[Layout coordinate data]
===============

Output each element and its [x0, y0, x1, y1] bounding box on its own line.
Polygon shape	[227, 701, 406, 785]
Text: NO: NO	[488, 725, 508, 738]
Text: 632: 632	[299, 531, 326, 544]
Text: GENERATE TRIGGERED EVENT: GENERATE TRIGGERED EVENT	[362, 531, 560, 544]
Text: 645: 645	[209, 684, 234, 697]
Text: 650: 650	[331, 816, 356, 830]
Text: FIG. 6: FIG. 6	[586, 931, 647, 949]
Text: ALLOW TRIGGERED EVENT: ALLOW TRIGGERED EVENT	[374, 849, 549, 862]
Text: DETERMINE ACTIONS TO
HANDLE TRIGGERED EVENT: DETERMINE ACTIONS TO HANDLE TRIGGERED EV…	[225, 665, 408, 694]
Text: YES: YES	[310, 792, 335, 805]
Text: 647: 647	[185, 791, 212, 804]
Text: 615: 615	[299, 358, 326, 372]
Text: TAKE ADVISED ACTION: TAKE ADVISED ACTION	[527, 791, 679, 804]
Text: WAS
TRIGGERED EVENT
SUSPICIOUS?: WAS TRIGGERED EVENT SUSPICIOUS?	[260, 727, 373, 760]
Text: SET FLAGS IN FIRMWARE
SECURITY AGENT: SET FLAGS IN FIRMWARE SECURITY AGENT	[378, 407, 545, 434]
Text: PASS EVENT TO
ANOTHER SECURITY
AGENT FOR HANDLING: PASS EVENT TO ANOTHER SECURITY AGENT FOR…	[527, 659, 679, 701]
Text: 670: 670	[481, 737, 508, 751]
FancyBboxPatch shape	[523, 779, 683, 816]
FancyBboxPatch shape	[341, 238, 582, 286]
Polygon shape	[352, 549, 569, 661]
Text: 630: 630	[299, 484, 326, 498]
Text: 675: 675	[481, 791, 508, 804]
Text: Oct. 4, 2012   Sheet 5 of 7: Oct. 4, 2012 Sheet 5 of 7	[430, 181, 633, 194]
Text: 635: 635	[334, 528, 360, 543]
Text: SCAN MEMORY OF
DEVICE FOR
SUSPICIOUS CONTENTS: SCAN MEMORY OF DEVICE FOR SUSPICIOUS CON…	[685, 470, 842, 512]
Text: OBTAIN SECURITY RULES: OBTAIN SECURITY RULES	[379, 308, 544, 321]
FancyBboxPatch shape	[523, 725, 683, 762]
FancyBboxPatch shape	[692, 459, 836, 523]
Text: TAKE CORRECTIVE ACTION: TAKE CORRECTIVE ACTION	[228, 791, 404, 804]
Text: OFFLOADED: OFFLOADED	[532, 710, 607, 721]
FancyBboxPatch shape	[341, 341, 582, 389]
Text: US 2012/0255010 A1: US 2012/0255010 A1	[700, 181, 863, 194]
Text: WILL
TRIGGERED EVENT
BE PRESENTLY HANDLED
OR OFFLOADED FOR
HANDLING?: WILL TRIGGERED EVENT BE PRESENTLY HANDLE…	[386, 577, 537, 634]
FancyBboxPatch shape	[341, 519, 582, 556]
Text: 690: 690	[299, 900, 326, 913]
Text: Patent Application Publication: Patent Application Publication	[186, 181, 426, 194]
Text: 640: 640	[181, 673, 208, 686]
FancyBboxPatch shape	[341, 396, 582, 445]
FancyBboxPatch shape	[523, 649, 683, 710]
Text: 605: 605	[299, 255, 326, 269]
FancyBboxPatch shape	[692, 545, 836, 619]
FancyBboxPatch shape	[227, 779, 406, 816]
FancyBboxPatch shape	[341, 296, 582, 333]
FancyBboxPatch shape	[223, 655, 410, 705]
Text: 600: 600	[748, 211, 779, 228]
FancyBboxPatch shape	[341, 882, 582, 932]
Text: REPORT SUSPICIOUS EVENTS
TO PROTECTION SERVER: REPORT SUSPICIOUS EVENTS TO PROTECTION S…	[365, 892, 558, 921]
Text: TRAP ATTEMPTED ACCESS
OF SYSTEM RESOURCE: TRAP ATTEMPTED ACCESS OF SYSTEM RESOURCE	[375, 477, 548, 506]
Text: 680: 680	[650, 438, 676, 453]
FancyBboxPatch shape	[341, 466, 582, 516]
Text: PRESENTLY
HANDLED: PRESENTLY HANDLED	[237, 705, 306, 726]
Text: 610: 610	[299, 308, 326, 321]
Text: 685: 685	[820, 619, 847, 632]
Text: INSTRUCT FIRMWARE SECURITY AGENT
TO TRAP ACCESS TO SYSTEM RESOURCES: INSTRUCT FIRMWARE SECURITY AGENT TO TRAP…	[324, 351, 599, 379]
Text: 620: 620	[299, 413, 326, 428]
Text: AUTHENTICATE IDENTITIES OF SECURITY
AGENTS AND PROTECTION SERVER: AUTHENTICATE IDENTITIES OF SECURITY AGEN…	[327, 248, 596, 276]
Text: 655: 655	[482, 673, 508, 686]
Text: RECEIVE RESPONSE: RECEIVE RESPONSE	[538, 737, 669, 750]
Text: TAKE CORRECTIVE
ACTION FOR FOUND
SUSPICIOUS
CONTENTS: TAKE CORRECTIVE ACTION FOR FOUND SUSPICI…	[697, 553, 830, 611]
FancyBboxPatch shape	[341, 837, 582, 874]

===============

- [Exercise]:
Reproduce every line of the material above word for word.

- [Solution for this exercise]:
Output each element and its [x0, y0, x1, y1] bounding box on its own line.
Polygon shape	[227, 701, 406, 785]
Text: NO: NO	[488, 725, 508, 738]
Text: 632: 632	[299, 531, 326, 544]
Text: GENERATE TRIGGERED EVENT: GENERATE TRIGGERED EVENT	[362, 531, 560, 544]
Text: 645: 645	[209, 684, 234, 697]
Text: 650: 650	[331, 816, 356, 830]
Text: FIG. 6: FIG. 6	[586, 931, 647, 949]
Text: ALLOW TRIGGERED EVENT: ALLOW TRIGGERED EVENT	[374, 849, 549, 862]
Text: DETERMINE ACTIONS TO
HANDLE TRIGGERED EVENT: DETERMINE ACTIONS TO HANDLE TRIGGERED EV…	[225, 665, 408, 694]
Text: YES: YES	[310, 792, 335, 805]
Text: 647: 647	[185, 791, 212, 804]
Text: 615: 615	[299, 358, 326, 372]
Text: TAKE ADVISED ACTION: TAKE ADVISED ACTION	[527, 791, 679, 804]
Text: WAS
TRIGGERED EVENT
SUSPICIOUS?: WAS TRIGGERED EVENT SUSPICIOUS?	[260, 727, 373, 760]
Text: SET FLAGS IN FIRMWARE
SECURITY AGENT: SET FLAGS IN FIRMWARE SECURITY AGENT	[378, 407, 545, 434]
Text: PASS EVENT TO
ANOTHER SECURITY
AGENT FOR HANDLING: PASS EVENT TO ANOTHER SECURITY AGENT FOR…	[527, 659, 679, 701]
Text: 670: 670	[481, 737, 508, 751]
FancyBboxPatch shape	[523, 779, 683, 816]
FancyBboxPatch shape	[341, 238, 582, 286]
Polygon shape	[352, 549, 569, 661]
Text: 630: 630	[299, 484, 326, 498]
Text: 675: 675	[481, 791, 508, 804]
Text: Oct. 4, 2012   Sheet 5 of 7: Oct. 4, 2012 Sheet 5 of 7	[430, 181, 633, 194]
Text: 635: 635	[334, 528, 360, 543]
Text: SCAN MEMORY OF
DEVICE FOR
SUSPICIOUS CONTENTS: SCAN MEMORY OF DEVICE FOR SUSPICIOUS CON…	[685, 470, 842, 512]
Text: OBTAIN SECURITY RULES: OBTAIN SECURITY RULES	[379, 308, 544, 321]
FancyBboxPatch shape	[523, 725, 683, 762]
FancyBboxPatch shape	[692, 459, 836, 523]
Text: TAKE CORRECTIVE ACTION: TAKE CORRECTIVE ACTION	[228, 791, 404, 804]
Text: OFFLOADED: OFFLOADED	[532, 710, 607, 721]
FancyBboxPatch shape	[341, 341, 582, 389]
Text: US 2012/0255010 A1: US 2012/0255010 A1	[700, 181, 863, 194]
Text: WILL
TRIGGERED EVENT
BE PRESENTLY HANDLED
OR OFFLOADED FOR
HANDLING?: WILL TRIGGERED EVENT BE PRESENTLY HANDLE…	[386, 577, 537, 634]
FancyBboxPatch shape	[341, 519, 582, 556]
Text: 690: 690	[299, 900, 326, 913]
Text: Patent Application Publication: Patent Application Publication	[186, 181, 426, 194]
Text: 640: 640	[181, 673, 208, 686]
FancyBboxPatch shape	[341, 396, 582, 445]
FancyBboxPatch shape	[523, 649, 683, 710]
Text: 605: 605	[299, 255, 326, 269]
FancyBboxPatch shape	[692, 545, 836, 619]
FancyBboxPatch shape	[227, 779, 406, 816]
FancyBboxPatch shape	[341, 296, 582, 333]
FancyBboxPatch shape	[223, 655, 410, 705]
Text: 600: 600	[748, 211, 779, 228]
FancyBboxPatch shape	[341, 882, 582, 932]
Text: REPORT SUSPICIOUS EVENTS
TO PROTECTION SERVER: REPORT SUSPICIOUS EVENTS TO PROTECTION S…	[365, 892, 558, 921]
Text: TRAP ATTEMPTED ACCESS
OF SYSTEM RESOURCE: TRAP ATTEMPTED ACCESS OF SYSTEM RESOURCE	[375, 477, 548, 506]
Text: 680: 680	[650, 438, 676, 453]
FancyBboxPatch shape	[341, 466, 582, 516]
Text: PRESENTLY
HANDLED: PRESENTLY HANDLED	[237, 705, 306, 726]
Text: 610: 610	[299, 308, 326, 321]
Text: 685: 685	[820, 619, 847, 632]
Text: INSTRUCT FIRMWARE SECURITY AGENT
TO TRAP ACCESS TO SYSTEM RESOURCES: INSTRUCT FIRMWARE SECURITY AGENT TO TRAP…	[324, 351, 599, 379]
Text: 620: 620	[299, 413, 326, 428]
Text: AUTHENTICATE IDENTITIES OF SECURITY
AGENTS AND PROTECTION SERVER: AUTHENTICATE IDENTITIES OF SECURITY AGEN…	[327, 248, 596, 276]
Text: 655: 655	[482, 673, 508, 686]
Text: RECEIVE RESPONSE: RECEIVE RESPONSE	[538, 737, 669, 750]
Text: TAKE CORRECTIVE
ACTION FOR FOUND
SUSPICIOUS
CONTENTS: TAKE CORRECTIVE ACTION FOR FOUND SUSPICI…	[697, 553, 830, 611]
FancyBboxPatch shape	[341, 837, 582, 874]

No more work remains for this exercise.